***** Records shown

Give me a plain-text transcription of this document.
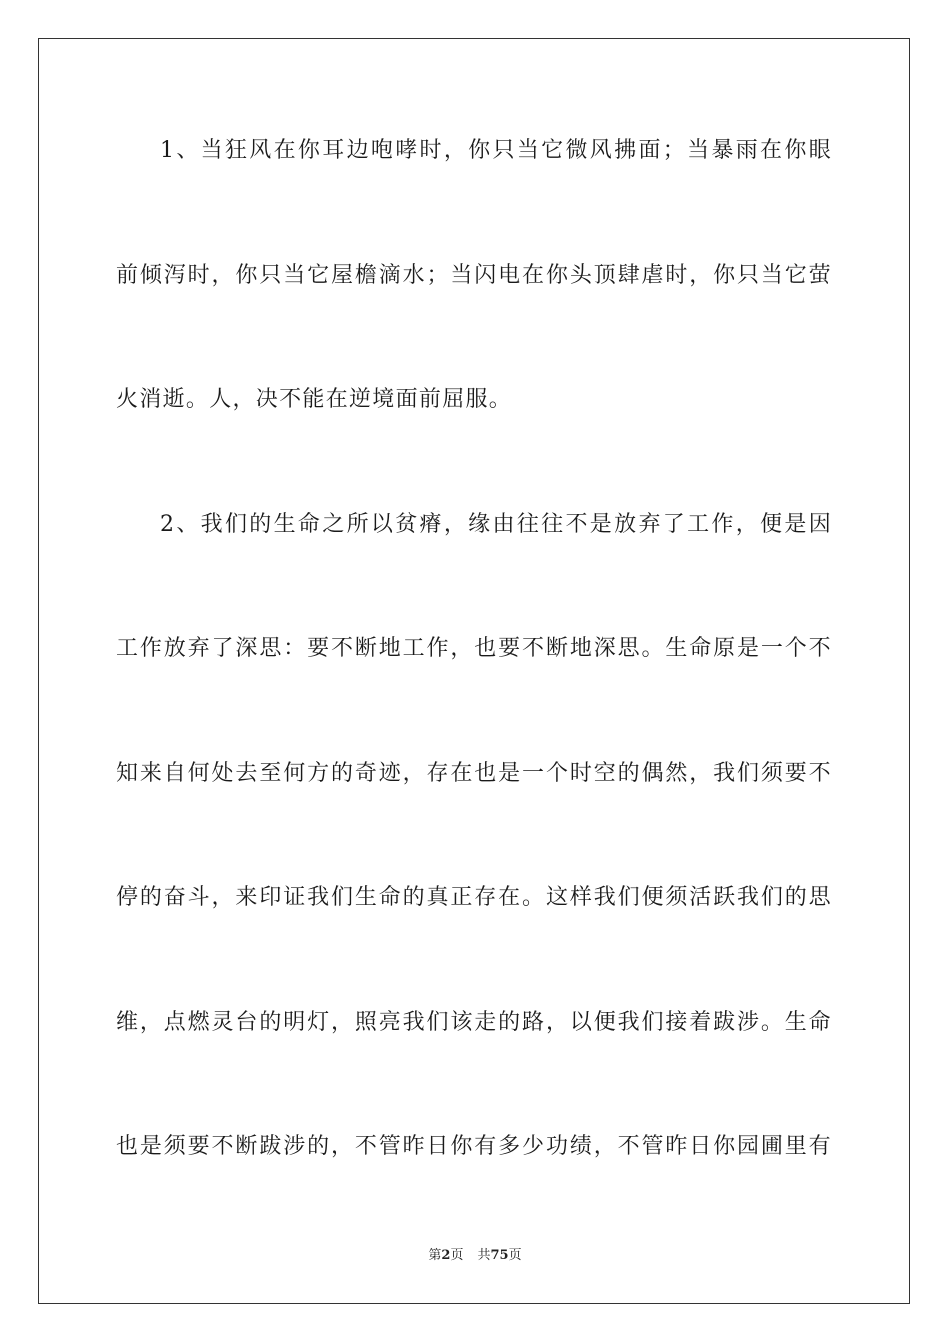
1、当狂风在你耳边咆哮时，你只当它微风拂面；当暴雨在你眼
前倾泻时，你只当它屋檐滴水；当闪电在你头顶肆虐时，你只当它萤
火消逝。人，决不能在逆境面前屈服。
2、我们的生命之所以贫瘠，缘由往往不是放弃了工作，便是因
工作放弃了深思：要不断地工作，也要不断地深思。生命原是一个不
知来自何处去至何方的奇迹，存在也是一个时空的偶然，我们须要不
停的奋斗，来印证我们生命的真正存在。这样我们便须活跃我们的思
维，点燃灵台的明灯，照亮我们该走的路，以便我们接着跋涉。生命
也是须要不断跋涉的，不管昨日你有多少功绩，不管昨日你园圃里有
第2页 共75页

**********

Return each line from the material above exactly, but not the pictures.

Written reply.
Give me a plain-text transcription of this document.
1、当狂风在你耳边咆哮时，你只当它微风拂面；当暴雨在你眼
前倾泻时，你只当它屋檐滴水；当闪电在你头顶肆虐时，你只当它萤
火消逝。人，决不能在逆境面前屈服。
2、我们的生命之所以贫瘠，缘由往往不是放弃了工作，便是因
工作放弃了深思：要不断地工作，也要不断地深思。生命原是一个不
知来自何处去至何方的奇迹，存在也是一个时空的偶然，我们须要不
停的奋斗，来印证我们生命的真正存在。这样我们便须活跃我们的思
维，点燃灵台的明灯，照亮我们该走的路，以便我们接着跋涉。生命
也是须要不断跋涉的，不管昨日你有多少功绩，不管昨日你园圃里有
第2页 共75页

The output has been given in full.